→ Stored entries:

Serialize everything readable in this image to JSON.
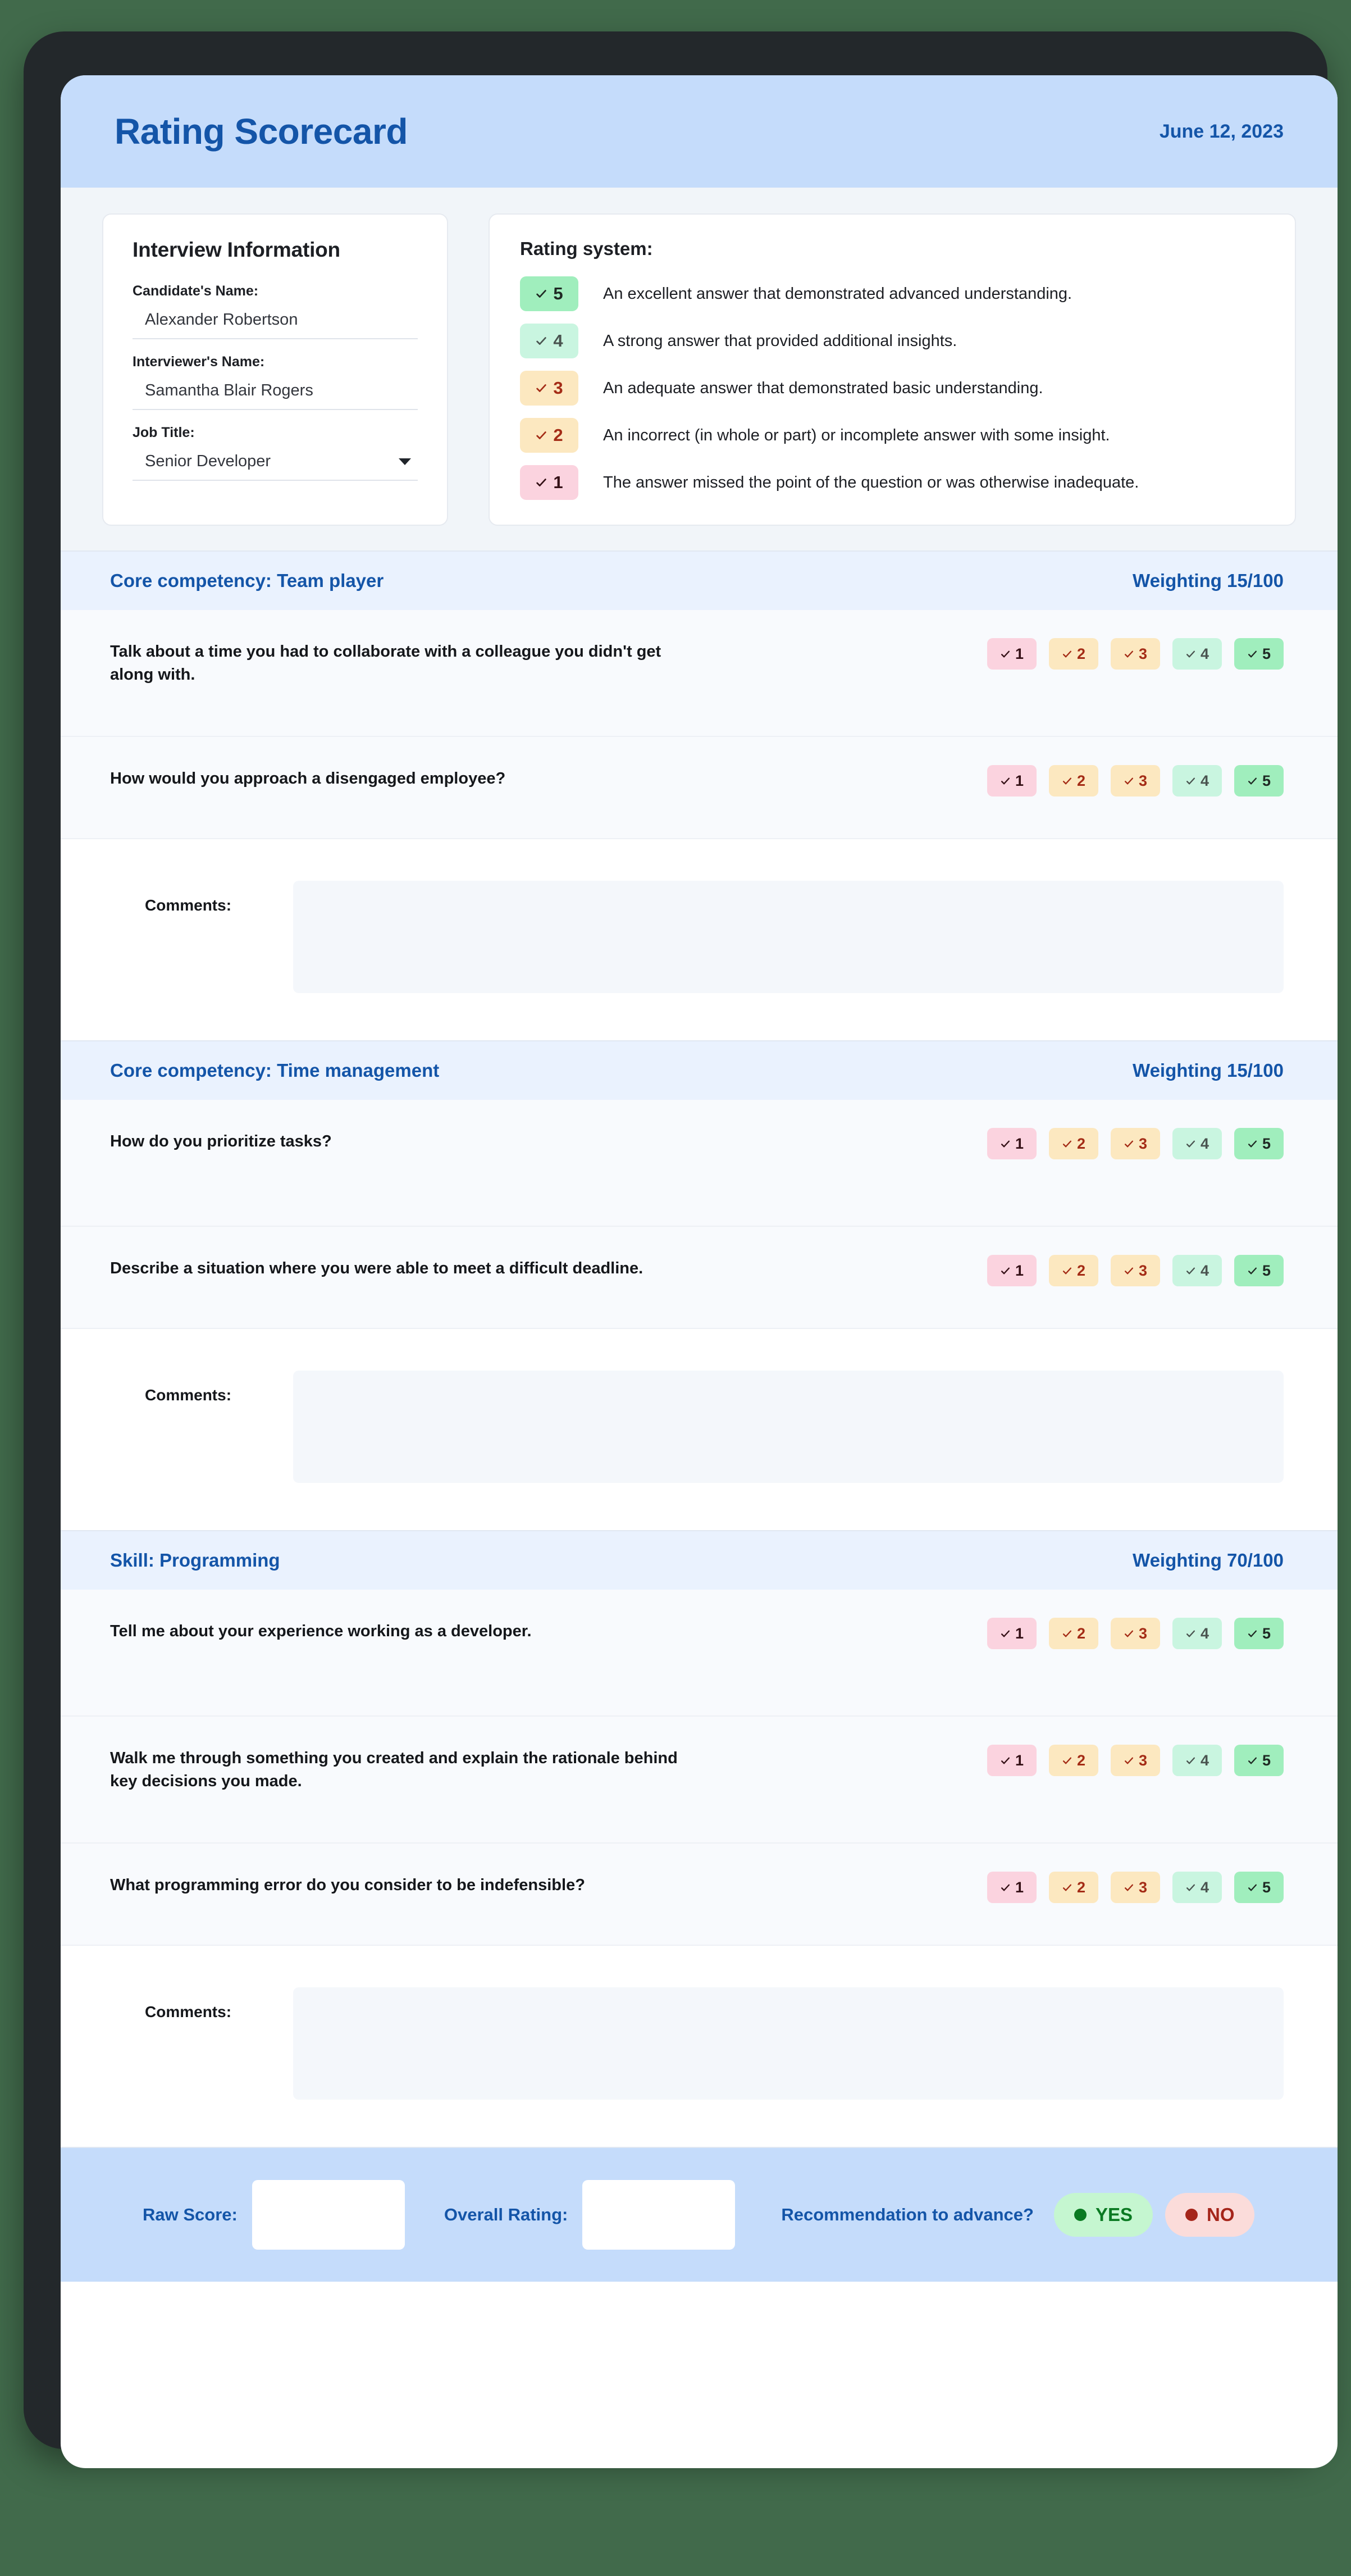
{
  "header": {
    "title": "Rating Scorecard",
    "date": "June 12, 2023"
  },
  "interview_info": {
    "title": "Interview Information",
    "fields": [
      {
        "label": "Candidate's Name:",
        "value": "Alexander Robertson",
        "type": "text"
      },
      {
        "label": "Interviewer's Name:",
        "value": "Samantha Blair Rogers",
        "type": "text"
      },
      {
        "label": "Job Title:",
        "value": "Senior Developer",
        "type": "select"
      }
    ]
  },
  "rating_system": {
    "title": "Rating system:",
    "items": [
      {
        "score": "5",
        "icon": "check-icon",
        "description": "An excellent answer that demonstrated advanced understanding."
      },
      {
        "score": "4",
        "icon": "check-icon",
        "description": "A strong answer that provided additional insights."
      },
      {
        "score": "3",
        "icon": "check-icon",
        "description": "An adequate answer that demonstrated basic understanding."
      },
      {
        "score": "2",
        "icon": "check-icon",
        "description": "An incorrect (in whole or part) or incomplete answer with some insight."
      },
      {
        "score": "1",
        "icon": "check-icon",
        "description": "The answer missed the point of the question or was otherwise inadequate."
      }
    ]
  },
  "scale": [
    "1",
    "2",
    "3",
    "4",
    "5"
  ],
  "sections": [
    {
      "title": "Core competency: Team player",
      "weighting": "Weighting 15/100",
      "questions": [
        "Talk about a time you had to collaborate with a colleague you didn't get along with.",
        "How would you approach a disengaged employee?"
      ],
      "comments_label": "Comments:",
      "comments_value": ""
    },
    {
      "title": "Core competency: Time management",
      "weighting": "Weighting 15/100",
      "questions": [
        "How do you prioritize tasks?",
        "Describe a situation where you were able to meet a difficult deadline."
      ],
      "comments_label": "Comments:",
      "comments_value": ""
    },
    {
      "title": "Skill: Programming",
      "weighting": "Weighting 70/100",
      "questions": [
        "Tell me about your experience working as a developer.",
        "Walk me through something you created and explain the rationale behind key decisions you made.",
        "What programming error do you consider to be indefensible?"
      ],
      "comments_label": "Comments:",
      "comments_value": ""
    }
  ],
  "footer": {
    "raw_score_label": "Raw Score:",
    "raw_score_value": "",
    "overall_rating_label": "Overall Rating:",
    "overall_rating_value": "",
    "recommendation_label": "Recommendation to advance?",
    "yes_label": "YES",
    "no_label": "NO"
  },
  "colors": {
    "background": "#416a4b",
    "frame": "#23282b",
    "header_bg": "#c5dcfb",
    "accent_blue": "#1455a8",
    "section_head_bg": "#eaf2fe",
    "row_bg": "#f8fafd",
    "chip_5": "#a0eebd",
    "chip_4": "#c9f5e0",
    "chip_3": "#fce8c0",
    "chip_2": "#fce8c0",
    "chip_1": "#fbd3df",
    "yes_bg": "#c5f6d0",
    "no_bg": "#fbdcda"
  }
}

→ GIVEN INSTRUCTION: Make an exact copy of the data, leaving its pictures out.

→ WORKED ANSWER:
Serialize everything readable in this image to JSON.
{
  "header": {
    "title": "Rating Scorecard",
    "date": "June 12, 2023"
  },
  "interview_info": {
    "title": "Interview Information",
    "fields": [
      {
        "label": "Candidate's Name:",
        "value": "Alexander Robertson",
        "type": "text"
      },
      {
        "label": "Interviewer's Name:",
        "value": "Samantha Blair Rogers",
        "type": "text"
      },
      {
        "label": "Job Title:",
        "value": "Senior Developer",
        "type": "select"
      }
    ]
  },
  "rating_system": {
    "title": "Rating system:",
    "items": [
      {
        "score": "5",
        "icon": "check-icon",
        "description": "An excellent answer that demonstrated advanced understanding."
      },
      {
        "score": "4",
        "icon": "check-icon",
        "description": "A strong answer that provided additional insights."
      },
      {
        "score": "3",
        "icon": "check-icon",
        "description": "An adequate answer that demonstrated basic understanding."
      },
      {
        "score": "2",
        "icon": "check-icon",
        "description": "An incorrect (in whole or part) or incomplete answer with some insight."
      },
      {
        "score": "1",
        "icon": "check-icon",
        "description": "The answer missed the point of the question or was otherwise inadequate."
      }
    ]
  },
  "scale": [
    "1",
    "2",
    "3",
    "4",
    "5"
  ],
  "sections": [
    {
      "title": "Core competency: Team player",
      "weighting": "Weighting 15/100",
      "questions": [
        "Talk about a time you had to collaborate with a colleague you didn't get along with.",
        "How would you approach a disengaged employee?"
      ],
      "comments_label": "Comments:",
      "comments_value": ""
    },
    {
      "title": "Core competency: Time management",
      "weighting": "Weighting 15/100",
      "questions": [
        "How do you prioritize tasks?",
        "Describe a situation where you were able to meet a difficult deadline."
      ],
      "comments_label": "Comments:",
      "comments_value": ""
    },
    {
      "title": "Skill: Programming",
      "weighting": "Weighting 70/100",
      "questions": [
        "Tell me about your experience working as a developer.",
        "Walk me through something you created and explain the rationale behind key decisions you made.",
        "What programming error do you consider to be indefensible?"
      ],
      "comments_label": "Comments:",
      "comments_value": ""
    }
  ],
  "footer": {
    "raw_score_label": "Raw Score:",
    "raw_score_value": "",
    "overall_rating_label": "Overall Rating:",
    "overall_rating_value": "",
    "recommendation_label": "Recommendation to advance?",
    "yes_label": "YES",
    "no_label": "NO"
  },
  "colors": {
    "background": "#416a4b",
    "frame": "#23282b",
    "header_bg": "#c5dcfb",
    "accent_blue": "#1455a8",
    "section_head_bg": "#eaf2fe",
    "row_bg": "#f8fafd",
    "chip_5": "#a0eebd",
    "chip_4": "#c9f5e0",
    "chip_3": "#fce8c0",
    "chip_2": "#fce8c0",
    "chip_1": "#fbd3df",
    "yes_bg": "#c5f6d0",
    "no_bg": "#fbdcda"
  }
}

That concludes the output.